__RECORD LIST__

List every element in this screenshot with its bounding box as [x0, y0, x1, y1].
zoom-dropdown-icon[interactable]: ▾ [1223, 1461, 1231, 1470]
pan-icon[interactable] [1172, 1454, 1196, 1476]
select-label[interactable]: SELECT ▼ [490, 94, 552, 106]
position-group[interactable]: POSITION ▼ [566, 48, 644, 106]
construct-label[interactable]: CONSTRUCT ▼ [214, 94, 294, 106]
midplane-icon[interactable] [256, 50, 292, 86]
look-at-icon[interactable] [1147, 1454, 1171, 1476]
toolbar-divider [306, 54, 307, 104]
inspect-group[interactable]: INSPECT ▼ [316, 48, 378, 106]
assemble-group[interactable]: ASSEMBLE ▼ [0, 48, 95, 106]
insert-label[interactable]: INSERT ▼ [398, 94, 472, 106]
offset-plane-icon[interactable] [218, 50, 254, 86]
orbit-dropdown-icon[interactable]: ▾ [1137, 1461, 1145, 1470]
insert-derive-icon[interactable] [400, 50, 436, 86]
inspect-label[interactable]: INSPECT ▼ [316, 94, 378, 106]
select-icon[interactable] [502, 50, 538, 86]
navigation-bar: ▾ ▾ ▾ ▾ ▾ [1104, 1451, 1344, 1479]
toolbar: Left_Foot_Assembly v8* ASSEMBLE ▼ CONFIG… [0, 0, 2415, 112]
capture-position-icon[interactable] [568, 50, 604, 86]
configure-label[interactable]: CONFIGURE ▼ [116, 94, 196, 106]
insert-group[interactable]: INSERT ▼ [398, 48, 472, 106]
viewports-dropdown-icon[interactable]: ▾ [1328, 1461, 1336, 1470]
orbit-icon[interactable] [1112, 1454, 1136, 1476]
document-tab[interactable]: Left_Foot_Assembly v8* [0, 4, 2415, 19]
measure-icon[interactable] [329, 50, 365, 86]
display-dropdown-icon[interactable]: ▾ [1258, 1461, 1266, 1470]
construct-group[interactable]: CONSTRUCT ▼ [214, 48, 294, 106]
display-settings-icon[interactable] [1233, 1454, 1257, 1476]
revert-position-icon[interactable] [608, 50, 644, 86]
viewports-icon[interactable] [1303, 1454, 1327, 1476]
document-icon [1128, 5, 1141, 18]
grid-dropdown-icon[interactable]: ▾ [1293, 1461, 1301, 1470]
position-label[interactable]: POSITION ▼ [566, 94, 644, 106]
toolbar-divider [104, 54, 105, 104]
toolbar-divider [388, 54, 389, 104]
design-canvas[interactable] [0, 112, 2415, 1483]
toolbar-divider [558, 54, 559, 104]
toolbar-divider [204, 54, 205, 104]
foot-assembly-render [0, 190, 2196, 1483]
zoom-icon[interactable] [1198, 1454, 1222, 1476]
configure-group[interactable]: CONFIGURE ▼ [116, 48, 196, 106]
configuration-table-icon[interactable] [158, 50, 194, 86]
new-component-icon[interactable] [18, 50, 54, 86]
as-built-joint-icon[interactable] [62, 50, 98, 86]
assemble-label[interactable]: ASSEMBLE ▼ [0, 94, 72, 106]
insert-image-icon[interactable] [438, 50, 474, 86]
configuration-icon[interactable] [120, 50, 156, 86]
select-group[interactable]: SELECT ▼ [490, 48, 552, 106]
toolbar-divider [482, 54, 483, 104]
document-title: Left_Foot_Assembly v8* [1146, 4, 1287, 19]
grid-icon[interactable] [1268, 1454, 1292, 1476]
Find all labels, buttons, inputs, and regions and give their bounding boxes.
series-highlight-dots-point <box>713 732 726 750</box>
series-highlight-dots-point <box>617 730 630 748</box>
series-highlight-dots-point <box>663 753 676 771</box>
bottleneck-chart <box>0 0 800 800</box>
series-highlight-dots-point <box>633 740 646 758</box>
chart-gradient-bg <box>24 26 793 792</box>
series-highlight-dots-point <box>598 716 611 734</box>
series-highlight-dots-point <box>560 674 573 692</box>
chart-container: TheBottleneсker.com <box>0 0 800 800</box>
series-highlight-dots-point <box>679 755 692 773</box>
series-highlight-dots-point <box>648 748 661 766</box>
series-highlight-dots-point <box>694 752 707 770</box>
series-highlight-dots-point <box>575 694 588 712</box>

__WORK TO BE COMPLETED__
Reproduce all of the material above line for line, without changing a single character.

__WRITTEN SOLUTION__
List every element in this screenshot with its bounding box as [x0, y0, x1, y1].
zoom-dropdown-icon[interactable]: ▾ [1223, 1461, 1231, 1470]
pan-icon[interactable] [1172, 1454, 1196, 1476]
select-label[interactable]: SELECT ▼ [490, 94, 552, 106]
position-group[interactable]: POSITION ▼ [566, 48, 644, 106]
construct-label[interactable]: CONSTRUCT ▼ [214, 94, 294, 106]
midplane-icon[interactable] [256, 50, 292, 86]
look-at-icon[interactable] [1147, 1454, 1171, 1476]
toolbar-divider [306, 54, 307, 104]
inspect-group[interactable]: INSPECT ▼ [316, 48, 378, 106]
assemble-group[interactable]: ASSEMBLE ▼ [0, 48, 95, 106]
insert-label[interactable]: INSERT ▼ [398, 94, 472, 106]
offset-plane-icon[interactable] [218, 50, 254, 86]
orbit-dropdown-icon[interactable]: ▾ [1137, 1461, 1145, 1470]
insert-derive-icon[interactable] [400, 50, 436, 86]
inspect-label[interactable]: INSPECT ▼ [316, 94, 378, 106]
select-icon[interactable] [502, 50, 538, 86]
navigation-bar: ▾ ▾ ▾ ▾ ▾ [1104, 1451, 1344, 1479]
toolbar: Left_Foot_Assembly v8* ASSEMBLE ▼ CONFIG… [0, 0, 2415, 112]
capture-position-icon[interactable] [568, 50, 604, 86]
configure-label[interactable]: CONFIGURE ▼ [116, 94, 196, 106]
insert-group[interactable]: INSERT ▼ [398, 48, 472, 106]
viewports-dropdown-icon[interactable]: ▾ [1328, 1461, 1336, 1470]
orbit-icon[interactable] [1112, 1454, 1136, 1476]
document-tab[interactable]: Left_Foot_Assembly v8* [0, 4, 2415, 19]
measure-icon[interactable] [329, 50, 365, 86]
display-dropdown-icon[interactable]: ▾ [1258, 1461, 1266, 1470]
construct-group[interactable]: CONSTRUCT ▼ [214, 48, 294, 106]
display-settings-icon[interactable] [1233, 1454, 1257, 1476]
revert-position-icon[interactable] [608, 50, 644, 86]
viewports-icon[interactable] [1303, 1454, 1327, 1476]
document-icon [1128, 5, 1141, 18]
grid-dropdown-icon[interactable]: ▾ [1293, 1461, 1301, 1470]
position-label[interactable]: POSITION ▼ [566, 94, 644, 106]
toolbar-divider [104, 54, 105, 104]
toolbar-divider [388, 54, 389, 104]
design-canvas[interactable] [0, 112, 2415, 1483]
toolbar-divider [558, 54, 559, 104]
toolbar-divider [204, 54, 205, 104]
foot-assembly-render [0, 190, 2196, 1483]
zoom-icon[interactable] [1198, 1454, 1222, 1476]
configure-group[interactable]: CONFIGURE ▼ [116, 48, 196, 106]
configuration-table-icon[interactable] [158, 50, 194, 86]
new-component-icon[interactable] [18, 50, 54, 86]
as-built-joint-icon[interactable] [62, 50, 98, 86]
assemble-label[interactable]: ASSEMBLE ▼ [0, 94, 72, 106]
insert-image-icon[interactable] [438, 50, 474, 86]
configuration-icon[interactable] [120, 50, 156, 86]
select-group[interactable]: SELECT ▼ [490, 48, 552, 106]
toolbar-divider [482, 54, 483, 104]
document-title: Left_Foot_Assembly v8* [1146, 4, 1287, 19]
grid-icon[interactable] [1268, 1454, 1292, 1476]
Find all labels, buttons, inputs, and regions and give their bounding boxes.
series-highlight-dots-point <box>713 732 726 750</box>
series-highlight-dots-point <box>617 730 630 748</box>
series-highlight-dots-point <box>663 753 676 771</box>
bottleneck-chart <box>0 0 800 800</box>
series-highlight-dots-point <box>633 740 646 758</box>
chart-gradient-bg <box>24 26 793 792</box>
series-highlight-dots-point <box>598 716 611 734</box>
series-highlight-dots-point <box>560 674 573 692</box>
chart-container: TheBottleneсker.com <box>0 0 800 800</box>
series-highlight-dots-point <box>679 755 692 773</box>
series-highlight-dots-point <box>648 748 661 766</box>
series-highlight-dots-point <box>694 752 707 770</box>
series-highlight-dots-point <box>575 694 588 712</box>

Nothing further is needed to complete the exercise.